Work to be completed
Copy out every record below, word for word.

※

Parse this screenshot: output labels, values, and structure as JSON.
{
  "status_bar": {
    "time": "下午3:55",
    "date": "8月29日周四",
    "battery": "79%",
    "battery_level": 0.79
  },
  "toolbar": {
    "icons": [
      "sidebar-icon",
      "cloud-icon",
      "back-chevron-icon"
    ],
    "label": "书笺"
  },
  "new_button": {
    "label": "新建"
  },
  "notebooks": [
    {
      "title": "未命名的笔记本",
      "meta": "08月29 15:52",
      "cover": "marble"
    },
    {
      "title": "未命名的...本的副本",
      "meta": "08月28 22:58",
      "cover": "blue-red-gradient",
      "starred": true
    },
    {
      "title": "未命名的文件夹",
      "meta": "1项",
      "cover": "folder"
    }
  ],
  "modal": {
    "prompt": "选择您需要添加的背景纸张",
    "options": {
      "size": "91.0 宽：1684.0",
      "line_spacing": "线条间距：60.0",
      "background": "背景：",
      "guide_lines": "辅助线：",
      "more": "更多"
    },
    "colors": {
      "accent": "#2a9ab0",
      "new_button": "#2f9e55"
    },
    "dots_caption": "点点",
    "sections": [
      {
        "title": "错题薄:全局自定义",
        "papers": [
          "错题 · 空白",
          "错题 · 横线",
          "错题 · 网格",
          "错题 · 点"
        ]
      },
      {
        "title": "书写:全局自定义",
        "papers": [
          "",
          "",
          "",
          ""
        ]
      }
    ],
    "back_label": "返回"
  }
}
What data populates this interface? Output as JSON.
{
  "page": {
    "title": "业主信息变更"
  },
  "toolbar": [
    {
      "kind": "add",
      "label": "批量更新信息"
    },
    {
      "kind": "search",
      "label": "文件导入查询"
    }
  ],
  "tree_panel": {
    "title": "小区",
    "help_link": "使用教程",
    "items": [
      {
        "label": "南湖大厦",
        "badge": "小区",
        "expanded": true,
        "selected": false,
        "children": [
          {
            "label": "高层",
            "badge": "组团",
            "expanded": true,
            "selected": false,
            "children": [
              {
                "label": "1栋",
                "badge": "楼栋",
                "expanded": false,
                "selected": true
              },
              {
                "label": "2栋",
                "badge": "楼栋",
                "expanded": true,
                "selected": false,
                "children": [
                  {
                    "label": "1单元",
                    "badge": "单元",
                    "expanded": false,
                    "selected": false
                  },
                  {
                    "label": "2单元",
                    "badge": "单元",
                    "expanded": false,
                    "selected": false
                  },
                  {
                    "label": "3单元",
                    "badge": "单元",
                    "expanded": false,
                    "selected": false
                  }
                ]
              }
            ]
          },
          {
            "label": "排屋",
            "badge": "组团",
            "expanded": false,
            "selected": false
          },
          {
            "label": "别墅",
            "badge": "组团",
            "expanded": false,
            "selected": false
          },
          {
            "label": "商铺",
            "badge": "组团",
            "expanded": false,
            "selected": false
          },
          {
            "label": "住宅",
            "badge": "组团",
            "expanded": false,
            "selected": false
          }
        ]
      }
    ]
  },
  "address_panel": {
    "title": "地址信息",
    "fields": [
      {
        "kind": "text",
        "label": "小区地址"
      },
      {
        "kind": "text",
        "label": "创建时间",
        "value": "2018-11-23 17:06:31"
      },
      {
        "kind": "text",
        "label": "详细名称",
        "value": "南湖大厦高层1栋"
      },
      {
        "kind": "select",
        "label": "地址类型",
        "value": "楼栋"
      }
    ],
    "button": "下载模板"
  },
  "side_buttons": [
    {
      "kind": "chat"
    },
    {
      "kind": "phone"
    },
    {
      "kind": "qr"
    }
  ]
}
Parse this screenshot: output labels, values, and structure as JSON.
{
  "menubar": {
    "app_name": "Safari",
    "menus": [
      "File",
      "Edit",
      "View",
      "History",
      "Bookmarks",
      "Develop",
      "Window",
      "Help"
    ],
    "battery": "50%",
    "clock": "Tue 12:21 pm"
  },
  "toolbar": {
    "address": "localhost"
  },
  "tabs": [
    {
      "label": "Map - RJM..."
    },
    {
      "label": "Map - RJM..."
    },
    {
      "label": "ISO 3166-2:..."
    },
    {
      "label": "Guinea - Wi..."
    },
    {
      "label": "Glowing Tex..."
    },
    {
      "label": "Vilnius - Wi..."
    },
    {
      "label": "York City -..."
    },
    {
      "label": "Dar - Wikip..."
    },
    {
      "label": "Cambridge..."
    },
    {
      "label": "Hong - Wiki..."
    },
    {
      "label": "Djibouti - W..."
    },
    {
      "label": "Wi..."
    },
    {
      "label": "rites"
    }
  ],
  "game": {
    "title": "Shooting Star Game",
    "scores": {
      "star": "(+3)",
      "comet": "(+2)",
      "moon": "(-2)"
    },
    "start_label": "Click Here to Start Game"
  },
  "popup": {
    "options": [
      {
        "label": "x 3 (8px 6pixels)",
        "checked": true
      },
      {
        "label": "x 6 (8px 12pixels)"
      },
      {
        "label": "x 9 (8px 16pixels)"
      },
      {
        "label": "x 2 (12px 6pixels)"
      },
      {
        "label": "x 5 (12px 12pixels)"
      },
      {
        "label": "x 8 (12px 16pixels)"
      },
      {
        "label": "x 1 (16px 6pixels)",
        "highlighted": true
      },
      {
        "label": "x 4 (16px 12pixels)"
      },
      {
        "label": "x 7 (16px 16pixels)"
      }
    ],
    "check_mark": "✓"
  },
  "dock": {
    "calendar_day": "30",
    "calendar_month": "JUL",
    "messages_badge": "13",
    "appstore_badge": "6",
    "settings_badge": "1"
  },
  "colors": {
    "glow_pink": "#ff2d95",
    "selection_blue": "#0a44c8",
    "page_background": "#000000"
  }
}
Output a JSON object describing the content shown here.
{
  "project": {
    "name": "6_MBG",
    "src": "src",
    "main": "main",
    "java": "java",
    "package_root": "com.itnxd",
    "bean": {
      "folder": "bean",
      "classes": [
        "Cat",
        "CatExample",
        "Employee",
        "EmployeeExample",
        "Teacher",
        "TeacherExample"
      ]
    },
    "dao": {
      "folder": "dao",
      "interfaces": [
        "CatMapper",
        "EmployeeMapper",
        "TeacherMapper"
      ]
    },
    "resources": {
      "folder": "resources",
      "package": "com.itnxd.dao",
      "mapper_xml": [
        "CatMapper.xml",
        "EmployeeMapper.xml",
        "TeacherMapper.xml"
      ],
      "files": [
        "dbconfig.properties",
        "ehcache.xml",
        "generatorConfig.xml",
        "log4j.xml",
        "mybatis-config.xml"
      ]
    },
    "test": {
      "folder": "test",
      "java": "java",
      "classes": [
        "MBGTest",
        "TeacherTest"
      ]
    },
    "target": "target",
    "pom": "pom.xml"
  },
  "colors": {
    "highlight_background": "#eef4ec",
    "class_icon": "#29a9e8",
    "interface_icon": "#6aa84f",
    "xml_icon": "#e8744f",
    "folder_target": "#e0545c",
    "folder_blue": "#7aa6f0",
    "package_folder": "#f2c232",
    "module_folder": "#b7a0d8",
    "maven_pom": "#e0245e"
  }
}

※

The solution
Parse this screenshot: output labels, values, and structure as JSON.
{
  "status_bar": {
    "time": "下午3:55",
    "date": "8月29日周四",
    "battery": "79%",
    "battery_level": 0.79
  },
  "toolbar": {
    "icons": [
      "sidebar-icon",
      "cloud-icon",
      "back-chevron-icon"
    ],
    "label": "书笺"
  },
  "new_button": {
    "label": "新建"
  },
  "notebooks": [
    {
      "title": "未命名的笔记本",
      "meta": "08月29 15:52",
      "cover": "marble"
    },
    {
      "title": "未命名的...本的副本",
      "meta": "08月28 22:58",
      "cover": "blue-red-gradient",
      "starred": true
    },
    {
      "title": "未命名的文件夹",
      "meta": "1项",
      "cover": "folder"
    }
  ],
  "modal": {
    "prompt": "选择您需要添加的背景纸张",
    "options": {
      "size": "91.0 宽：1684.0",
      "line_spacing": "线条间距：60.0",
      "background": "背景：",
      "guide_lines": "辅助线：",
      "more": "更多"
    },
    "colors": {
      "accent": "#2a9ab0",
      "new_button": "#2f9e55"
    },
    "dots_caption": "点点",
    "sections": [
      {
        "title": "错题薄:全局自定义",
        "papers": [
          "错题 · 空白",
          "错题 · 横线",
          "错题 · 网格",
          "错题 · 点"
        ]
      },
      {
        "title": "书写:全局自定义",
        "papers": [
          "",
          "",
          "",
          ""
        ]
      }
    ],
    "back_label": "返回"
  }
}
What data populates this interface? Output as JSON.
{
  "page": {
    "title": "业主信息变更"
  },
  "toolbar": [
    {
      "kind": "add",
      "label": "批量更新信息"
    },
    {
      "kind": "search",
      "label": "文件导入查询"
    }
  ],
  "tree_panel": {
    "title": "小区",
    "help_link": "使用教程",
    "items": [
      {
        "label": "南湖大厦",
        "badge": "小区",
        "expanded": true,
        "selected": false,
        "children": [
          {
            "label": "高层",
            "badge": "组团",
            "expanded": true,
            "selected": false,
            "children": [
              {
                "label": "1栋",
                "badge": "楼栋",
                "expanded": false,
                "selected": true
              },
              {
                "label": "2栋",
                "badge": "楼栋",
                "expanded": true,
                "selected": false,
                "children": [
                  {
                    "label": "1单元",
                    "badge": "单元",
                    "expanded": false,
                    "selected": false
                  },
                  {
                    "label": "2单元",
                    "badge": "单元",
                    "expanded": false,
                    "selected": false
                  },
                  {
                    "label": "3单元",
                    "badge": "单元",
                    "expanded": false,
                    "selected": false
                  }
                ]
              }
            ]
          },
          {
            "label": "排屋",
            "badge": "组团",
            "expanded": false,
            "selected": false
          },
          {
            "label": "别墅",
            "badge": "组团",
            "expanded": false,
            "selected": false
          },
          {
            "label": "商铺",
            "badge": "组团",
            "expanded": false,
            "selected": false
          },
          {
            "label": "住宅",
            "badge": "组团",
            "expanded": false,
            "selected": false
          }
        ]
      }
    ]
  },
  "address_panel": {
    "title": "地址信息",
    "fields": [
      {
        "kind": "text",
        "label": "小区地址"
      },
      {
        "kind": "text",
        "label": "创建时间",
        "value": "2018-11-23 17:06:31"
      },
      {
        "kind": "text",
        "label": "详细名称",
        "value": "南湖大厦高层1栋"
      },
      {
        "kind": "select",
        "label": "地址类型",
        "value": "楼栋"
      }
    ],
    "button": "下载模板"
  },
  "side_buttons": [
    {
      "kind": "chat"
    },
    {
      "kind": "phone"
    },
    {
      "kind": "qr"
    }
  ]
}
Parse this screenshot: output labels, values, and structure as JSON.
{
  "menubar": {
    "app_name": "Safari",
    "menus": [
      "File",
      "Edit",
      "View",
      "History",
      "Bookmarks",
      "Develop",
      "Window",
      "Help"
    ],
    "battery": "50%",
    "clock": "Tue 12:21 pm"
  },
  "toolbar": {
    "address": "localhost"
  },
  "tabs": [
    {
      "label": "Map - RJM..."
    },
    {
      "label": "Map - RJM..."
    },
    {
      "label": "ISO 3166-2:..."
    },
    {
      "label": "Guinea - Wi..."
    },
    {
      "label": "Glowing Tex..."
    },
    {
      "label": "Vilnius - Wi..."
    },
    {
      "label": "York City -..."
    },
    {
      "label": "Dar - Wikip..."
    },
    {
      "label": "Cambridge..."
    },
    {
      "label": "Hong - Wiki..."
    },
    {
      "label": "Djibouti - W..."
    },
    {
      "label": "Wi..."
    },
    {
      "label": "rites"
    }
  ],
  "game": {
    "title": "Shooting Star Game",
    "scores": {
      "star": "(+3)",
      "comet": "(+2)",
      "moon": "(-2)"
    },
    "start_label": "Click Here to Start Game"
  },
  "popup": {
    "options": [
      {
        "label": "x 3 (8px 6pixels)",
        "checked": true
      },
      {
        "label": "x 6 (8px 12pixels)"
      },
      {
        "label": "x 9 (8px 16pixels)"
      },
      {
        "label": "x 2 (12px 6pixels)"
      },
      {
        "label": "x 5 (12px 12pixels)"
      },
      {
        "label": "x 8 (12px 16pixels)"
      },
      {
        "label": "x 1 (16px 6pixels)",
        "highlighted": true
      },
      {
        "label": "x 4 (16px 12pixels)"
      },
      {
        "label": "x 7 (16px 16pixels)"
      }
    ],
    "check_mark": "✓"
  },
  "dock": {
    "calendar_day": "30",
    "calendar_month": "JUL",
    "messages_badge": "13",
    "appstore_badge": "6",
    "settings_badge": "1"
  },
  "colors": {
    "glow_pink": "#ff2d95",
    "selection_blue": "#0a44c8",
    "page_background": "#000000"
  }
}
Output a JSON object describing the content shown here.
{
  "project": {
    "name": "6_MBG",
    "src": "src",
    "main": "main",
    "java": "java",
    "package_root": "com.itnxd",
    "bean": {
      "folder": "bean",
      "classes": [
        "Cat",
        "CatExample",
        "Employee",
        "EmployeeExample",
        "Teacher",
        "TeacherExample"
      ]
    },
    "dao": {
      "folder": "dao",
      "interfaces": [
        "CatMapper",
        "EmployeeMapper",
        "TeacherMapper"
      ]
    },
    "resources": {
      "folder": "resources",
      "package": "com.itnxd.dao",
      "mapper_xml": [
        "CatMapper.xml",
        "EmployeeMapper.xml",
        "TeacherMapper.xml"
      ],
      "files": [
        "dbconfig.properties",
        "ehcache.xml",
        "generatorConfig.xml",
        "log4j.xml",
        "mybatis-config.xml"
      ]
    },
    "test": {
      "folder": "test",
      "java": "java",
      "classes": [
        "MBGTest",
        "TeacherTest"
      ]
    },
    "target": "target",
    "pom": "pom.xml"
  },
  "colors": {
    "highlight_background": "#eef4ec",
    "class_icon": "#29a9e8",
    "interface_icon": "#6aa84f",
    "xml_icon": "#e8744f",
    "folder_target": "#e0545c",
    "folder_blue": "#7aa6f0",
    "package_folder": "#f2c232",
    "module_folder": "#b7a0d8",
    "maven_pom": "#e0245e"
  }
}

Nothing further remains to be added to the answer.